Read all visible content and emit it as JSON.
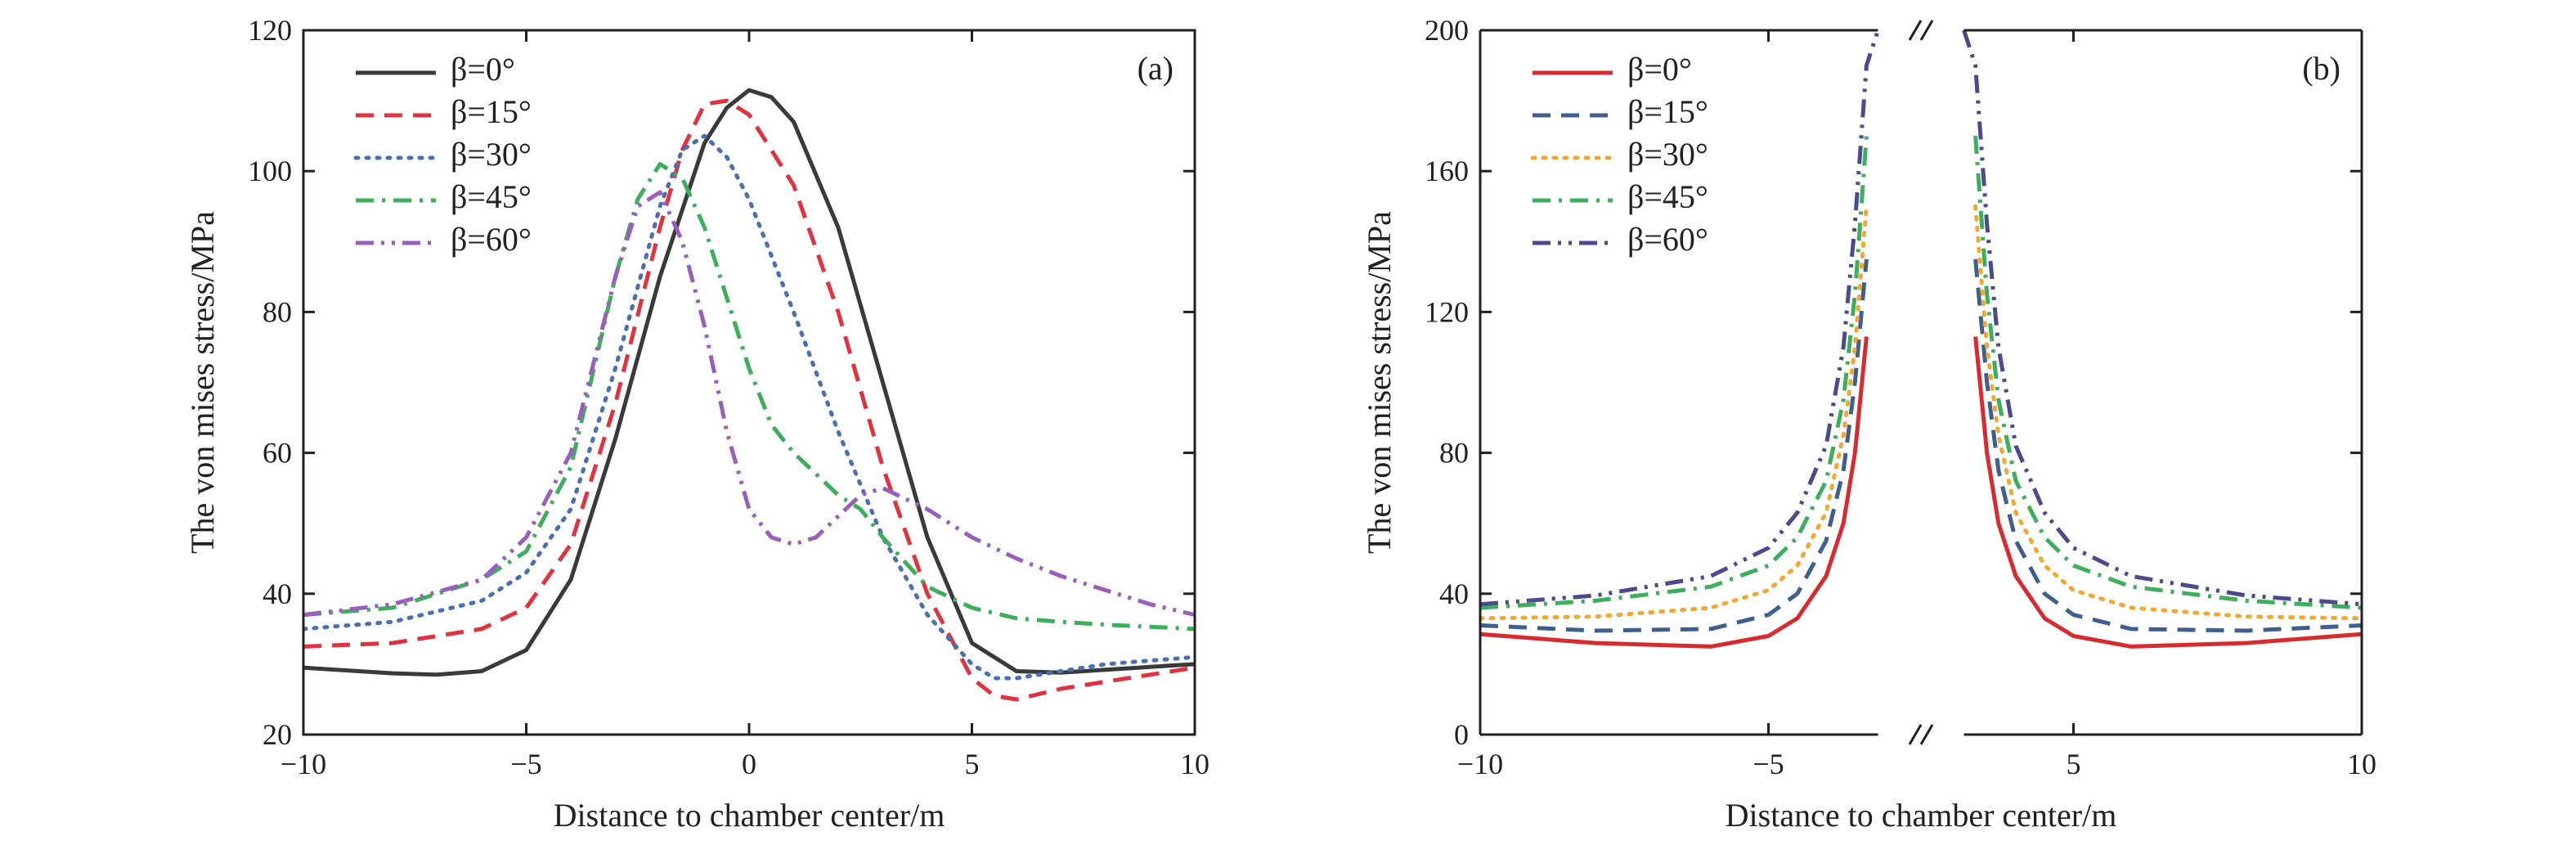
{
  "chart_data": [
    {
      "type": "line",
      "panel_label": "(a)",
      "xlabel": "Distance to chamber center/m",
      "ylabel": "The von mises stress/MPa",
      "xlim": [
        -10,
        10
      ],
      "ylim": [
        20,
        120
      ],
      "x_ticks": [
        -10,
        -5,
        0,
        5,
        10
      ],
      "y_ticks": [
        20,
        40,
        60,
        80,
        100,
        120
      ],
      "x_tick_labels": [
        "−10",
        "−5",
        "0",
        "5",
        "10"
      ],
      "y_tick_labels": [
        "20",
        "40",
        "60",
        "80",
        "100",
        "120"
      ],
      "legend_position": "top-left",
      "series": [
        {
          "name": "β=0°",
          "color": "#3a3a3a",
          "dash": "solid",
          "x": [
            -10,
            -8,
            -7,
            -6,
            -5,
            -4,
            -3,
            -2,
            -1,
            -0.5,
            0,
            0.5,
            1,
            2,
            3,
            4,
            5,
            6,
            7,
            8,
            9,
            10
          ],
          "y": [
            29.5,
            28.7,
            28.5,
            29,
            32,
            42,
            62,
            85,
            104,
            109,
            111.5,
            110.5,
            107,
            92,
            70,
            48,
            33,
            29,
            28.8,
            29.2,
            29.6,
            30
          ]
        },
        {
          "name": "β=15°",
          "color": "#e0333f",
          "dash": "dash",
          "x": [
            -10,
            -8,
            -6,
            -5,
            -4,
            -3,
            -2,
            -1.5,
            -1,
            -0.5,
            0,
            1,
            2,
            3,
            4,
            5,
            5.5,
            6,
            7,
            8,
            9,
            10
          ],
          "y": [
            32.5,
            33,
            35,
            38,
            47,
            67,
            92,
            103,
            109.5,
            110,
            108,
            98,
            80,
            58,
            40,
            28,
            25.5,
            25,
            26.5,
            27.5,
            28.5,
            29.5
          ]
        },
        {
          "name": "β=30°",
          "color": "#4a6fb0",
          "dash": "dot",
          "x": [
            -10,
            -8,
            -6,
            -5,
            -4,
            -3,
            -2,
            -1.5,
            -1,
            -0.5,
            0,
            1,
            2,
            3,
            4,
            5,
            5.5,
            6,
            7,
            8,
            9,
            10
          ],
          "y": [
            35,
            36,
            39,
            43,
            52,
            72,
            95,
            103,
            105,
            102,
            96,
            80,
            63,
            48,
            37,
            30,
            28,
            28,
            29,
            30,
            30.5,
            31
          ]
        },
        {
          "name": "β=45°",
          "color": "#3dae5c",
          "dash": "dashdot",
          "x": [
            -10,
            -8,
            -6,
            -5,
            -4,
            -3,
            -2.5,
            -2,
            -1.5,
            -1,
            -0.5,
            0,
            0.5,
            1,
            1.5,
            2,
            2.5,
            3,
            4,
            5,
            6,
            7,
            8,
            9,
            10
          ],
          "y": [
            37,
            38,
            42,
            46,
            58,
            85,
            96,
            101,
            99,
            92,
            82,
            72,
            64,
            60,
            57,
            54,
            52,
            48,
            41,
            38,
            36.5,
            36,
            35.6,
            35.3,
            35
          ]
        },
        {
          "name": "β=60°",
          "color": "#9a5fbc",
          "dash": "dashdotdot",
          "x": [
            -10,
            -8,
            -6,
            -5,
            -4,
            -3,
            -2.5,
            -2,
            -1.5,
            -1,
            -0.5,
            0,
            0.5,
            1,
            1.5,
            2,
            2.5,
            3,
            4,
            5,
            6,
            7,
            8,
            9,
            10
          ],
          "y": [
            37,
            38.5,
            42,
            48,
            60,
            85,
            95,
            97,
            90,
            78,
            63,
            52,
            48,
            47,
            48,
            51,
            54,
            55,
            52,
            48,
            45,
            42.5,
            40.5,
            38.5,
            37
          ]
        }
      ]
    },
    {
      "type": "line",
      "panel_label": "(b)",
      "xlabel": "Distance to chamber center/m",
      "ylabel": "The von mises stress/MPa",
      "xlim": [
        -10,
        10
      ],
      "ylim": [
        0,
        200
      ],
      "axis_break": [
        -3.1,
        3.1
      ],
      "x_ticks": [
        -10,
        -5,
        5,
        10
      ],
      "y_ticks": [
        0,
        40,
        80,
        120,
        160,
        200
      ],
      "x_tick_labels": [
        "−10",
        "−5",
        "5",
        "10"
      ],
      "y_tick_labels": [
        "0",
        "40",
        "80",
        "120",
        "160",
        "200"
      ],
      "legend_position": "top-left",
      "series": [
        {
          "name": "β=0°",
          "color": "#d92b2f",
          "dash": "solid",
          "left": {
            "x": [
              -10,
              -8,
              -6,
              -5,
              -4.5,
              -4,
              -3.7,
              -3.5,
              -3.3
            ],
            "y": [
              28.5,
              26,
              25,
              28,
              33,
              45,
              60,
              80,
              113
            ]
          },
          "right": {
            "x": [
              3.3,
              3.5,
              3.7,
              4,
              4.5,
              5,
              6,
              8,
              10
            ],
            "y": [
              113,
              80,
              60,
              45,
              33,
              28,
              25,
              26,
              28.5
            ]
          }
        },
        {
          "name": "β=15°",
          "color": "#3f5f8f",
          "dash": "dash",
          "left": {
            "x": [
              -10,
              -8,
              -6,
              -5,
              -4.5,
              -4,
              -3.7,
              -3.5,
              -3.3
            ],
            "y": [
              31,
              29.5,
              30,
              34,
              40,
              55,
              75,
              100,
              135
            ]
          },
          "right": {
            "x": [
              3.3,
              3.5,
              3.7,
              4,
              4.5,
              5,
              6,
              8,
              10
            ],
            "y": [
              135,
              100,
              75,
              55,
              40,
              34,
              30,
              29.5,
              31
            ]
          }
        },
        {
          "name": "β=30°",
          "color": "#f0a830",
          "dash": "dot",
          "left": {
            "x": [
              -10,
              -8,
              -6,
              -5,
              -4.5,
              -4,
              -3.7,
              -3.5,
              -3.3
            ],
            "y": [
              33,
              33.5,
              36,
              41,
              48,
              63,
              85,
              110,
              150
            ]
          },
          "right": {
            "x": [
              3.3,
              3.5,
              3.7,
              4,
              4.5,
              5,
              6,
              8,
              10
            ],
            "y": [
              150,
              110,
              85,
              63,
              48,
              41,
              36,
              33.5,
              33
            ]
          }
        },
        {
          "name": "β=45°",
          "color": "#3dae5c",
          "dash": "dashdot",
          "left": {
            "x": [
              -10,
              -8,
              -6,
              -5,
              -4.5,
              -4,
              -3.7,
              -3.5,
              -3.3
            ],
            "y": [
              36,
              38,
              42,
              48,
              56,
              72,
              95,
              125,
              170
            ]
          },
          "right": {
            "x": [
              3.3,
              3.5,
              3.7,
              4,
              4.5,
              5,
              6,
              8,
              10
            ],
            "y": [
              170,
              125,
              95,
              72,
              56,
              48,
              42,
              38,
              36
            ]
          }
        },
        {
          "name": "β=60°",
          "color": "#4a4a8c",
          "dash": "dashdotdot",
          "left": {
            "x": [
              -10,
              -8,
              -6,
              -5,
              -4.5,
              -4,
              -3.7,
              -3.5,
              -3.3,
              -3.1
            ],
            "y": [
              37,
              39.5,
              45,
              53,
              63,
              82,
              110,
              145,
              190,
              200
            ]
          },
          "right": {
            "x": [
              3.1,
              3.3,
              3.5,
              3.7,
              4,
              4.5,
              5,
              6,
              8,
              10
            ],
            "y": [
              200,
              190,
              145,
              110,
              82,
              63,
              53,
              45,
              39.5,
              37
            ]
          }
        }
      ]
    }
  ]
}
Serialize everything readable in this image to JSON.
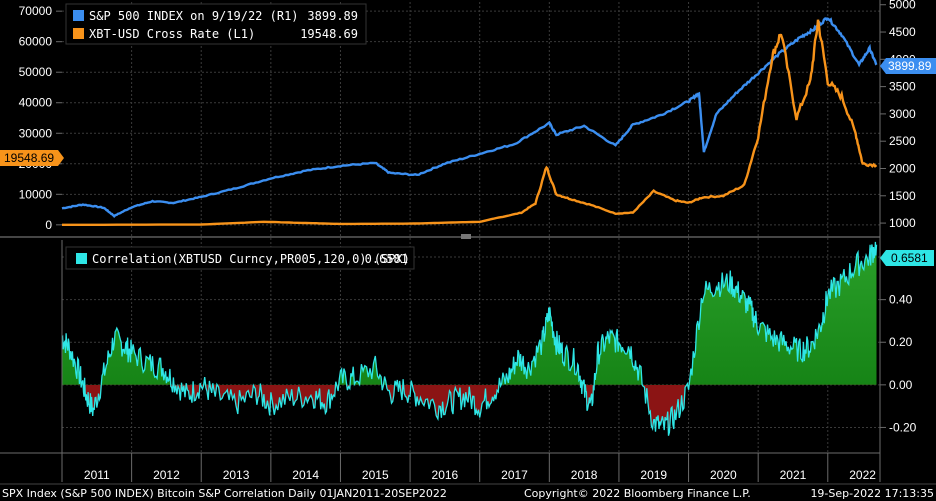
--------------------------------------------------
TASK DESCRIPTION => Find the lines above that contain the word "color" and collect them.

THE RESPONSE =>
          "color": "#3a3a3a",
          "color": "#e0333f",
          "color": "#4a6fb0",
          "color": "#3dae5c",
          "color": "#9a5fbc",
          "color": "#d92b2f",
          "color": "#3f5f8f",
          "color": "#f0a830",
          "color": "#3dae5c",
          "color": "#4a4a8c",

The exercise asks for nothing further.